Output every line of the data exactly as it appears.

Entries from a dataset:
********************
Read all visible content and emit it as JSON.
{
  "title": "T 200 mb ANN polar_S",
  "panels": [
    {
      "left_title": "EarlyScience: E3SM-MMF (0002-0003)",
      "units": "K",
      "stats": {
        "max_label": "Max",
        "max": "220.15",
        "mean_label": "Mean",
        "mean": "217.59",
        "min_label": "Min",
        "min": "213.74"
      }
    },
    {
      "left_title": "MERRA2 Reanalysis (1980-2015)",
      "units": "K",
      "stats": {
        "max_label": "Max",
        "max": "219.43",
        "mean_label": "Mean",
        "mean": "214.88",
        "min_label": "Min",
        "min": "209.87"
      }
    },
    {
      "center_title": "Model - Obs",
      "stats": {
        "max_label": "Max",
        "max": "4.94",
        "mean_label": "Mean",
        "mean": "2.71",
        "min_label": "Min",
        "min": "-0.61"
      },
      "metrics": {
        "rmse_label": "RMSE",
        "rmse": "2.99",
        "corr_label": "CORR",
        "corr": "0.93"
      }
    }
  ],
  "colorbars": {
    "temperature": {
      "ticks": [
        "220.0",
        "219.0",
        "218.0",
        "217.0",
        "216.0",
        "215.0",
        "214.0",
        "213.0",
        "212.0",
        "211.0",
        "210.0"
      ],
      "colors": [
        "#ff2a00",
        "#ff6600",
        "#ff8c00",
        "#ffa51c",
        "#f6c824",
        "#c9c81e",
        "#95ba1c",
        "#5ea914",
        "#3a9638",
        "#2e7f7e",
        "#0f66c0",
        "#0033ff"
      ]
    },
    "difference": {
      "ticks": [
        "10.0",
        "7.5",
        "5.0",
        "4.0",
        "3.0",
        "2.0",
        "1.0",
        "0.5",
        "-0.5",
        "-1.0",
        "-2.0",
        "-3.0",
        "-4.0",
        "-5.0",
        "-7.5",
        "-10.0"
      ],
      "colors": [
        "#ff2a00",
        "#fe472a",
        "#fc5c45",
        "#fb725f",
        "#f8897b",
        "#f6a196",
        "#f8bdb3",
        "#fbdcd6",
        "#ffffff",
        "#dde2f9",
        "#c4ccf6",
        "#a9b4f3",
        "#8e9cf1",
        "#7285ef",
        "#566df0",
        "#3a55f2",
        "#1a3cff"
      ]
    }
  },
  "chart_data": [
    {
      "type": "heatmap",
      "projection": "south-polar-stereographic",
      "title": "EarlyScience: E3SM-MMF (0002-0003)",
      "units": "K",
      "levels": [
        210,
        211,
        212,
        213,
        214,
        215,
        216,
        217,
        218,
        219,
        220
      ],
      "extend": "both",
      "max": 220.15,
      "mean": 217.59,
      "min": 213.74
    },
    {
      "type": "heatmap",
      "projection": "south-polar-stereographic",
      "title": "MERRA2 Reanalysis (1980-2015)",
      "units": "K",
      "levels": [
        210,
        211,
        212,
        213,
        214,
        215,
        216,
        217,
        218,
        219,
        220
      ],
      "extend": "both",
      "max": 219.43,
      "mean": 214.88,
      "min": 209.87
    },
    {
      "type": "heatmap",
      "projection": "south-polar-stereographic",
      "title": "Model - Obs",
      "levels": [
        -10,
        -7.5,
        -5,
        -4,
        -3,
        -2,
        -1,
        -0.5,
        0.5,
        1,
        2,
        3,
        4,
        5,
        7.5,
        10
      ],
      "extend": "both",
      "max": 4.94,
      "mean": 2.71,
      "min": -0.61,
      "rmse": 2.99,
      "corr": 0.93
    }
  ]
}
********************
Full response -
Read all visible content and emit it as JSON.
{
  "title": "T 200 mb ANN polar_S",
  "panels": [
    {
      "left_title": "EarlyScience: E3SM-MMF (0002-0003)",
      "units": "K",
      "stats": {
        "max_label": "Max",
        "max": "220.15",
        "mean_label": "Mean",
        "mean": "217.59",
        "min_label": "Min",
        "min": "213.74"
      }
    },
    {
      "left_title": "MERRA2 Reanalysis (1980-2015)",
      "units": "K",
      "stats": {
        "max_label": "Max",
        "max": "219.43",
        "mean_label": "Mean",
        "mean": "214.88",
        "min_label": "Min",
        "min": "209.87"
      }
    },
    {
      "center_title": "Model - Obs",
      "stats": {
        "max_label": "Max",
        "max": "4.94",
        "mean_label": "Mean",
        "mean": "2.71",
        "min_label": "Min",
        "min": "-0.61"
      },
      "metrics": {
        "rmse_label": "RMSE",
        "rmse": "2.99",
        "corr_label": "CORR",
        "corr": "0.93"
      }
    }
  ],
  "colorbars": {
    "temperature": {
      "ticks": [
        "220.0",
        "219.0",
        "218.0",
        "217.0",
        "216.0",
        "215.0",
        "214.0",
        "213.0",
        "212.0",
        "211.0",
        "210.0"
      ],
      "colors": [
        "#ff2a00",
        "#ff6600",
        "#ff8c00",
        "#ffa51c",
        "#f6c824",
        "#c9c81e",
        "#95ba1c",
        "#5ea914",
        "#3a9638",
        "#2e7f7e",
        "#0f66c0",
        "#0033ff"
      ]
    },
    "difference": {
      "ticks": [
        "10.0",
        "7.5",
        "5.0",
        "4.0",
        "3.0",
        "2.0",
        "1.0",
        "0.5",
        "-0.5",
        "-1.0",
        "-2.0",
        "-3.0",
        "-4.0",
        "-5.0",
        "-7.5",
        "-10.0"
      ],
      "colors": [
        "#ff2a00",
        "#fe472a",
        "#fc5c45",
        "#fb725f",
        "#f8897b",
        "#f6a196",
        "#f8bdb3",
        "#fbdcd6",
        "#ffffff",
        "#dde2f9",
        "#c4ccf6",
        "#a9b4f3",
        "#8e9cf1",
        "#7285ef",
        "#566df0",
        "#3a55f2",
        "#1a3cff"
      ]
    }
  },
  "chart_data": [
    {
      "type": "heatmap",
      "projection": "south-polar-stereographic",
      "title": "EarlyScience: E3SM-MMF (0002-0003)",
      "units": "K",
      "levels": [
        210,
        211,
        212,
        213,
        214,
        215,
        216,
        217,
        218,
        219,
        220
      ],
      "extend": "both",
      "max": 220.15,
      "mean": 217.59,
      "min": 213.74
    },
    {
      "type": "heatmap",
      "projection": "south-polar-stereographic",
      "title": "MERRA2 Reanalysis (1980-2015)",
      "units": "K",
      "levels": [
        210,
        211,
        212,
        213,
        214,
        215,
        216,
        217,
        218,
        219,
        220
      ],
      "extend": "both",
      "max": 219.43,
      "mean": 214.88,
      "min": 209.87
    },
    {
      "type": "heatmap",
      "projection": "south-polar-stereographic",
      "title": "Model - Obs",
      "levels": [
        -10,
        -7.5,
        -5,
        -4,
        -3,
        -2,
        -1,
        -0.5,
        0.5,
        1,
        2,
        3,
        4,
        5,
        7.5,
        10
      ],
      "extend": "both",
      "max": 4.94,
      "mean": 2.71,
      "min": -0.61,
      "rmse": 2.99,
      "corr": 0.93
    }
  ]
}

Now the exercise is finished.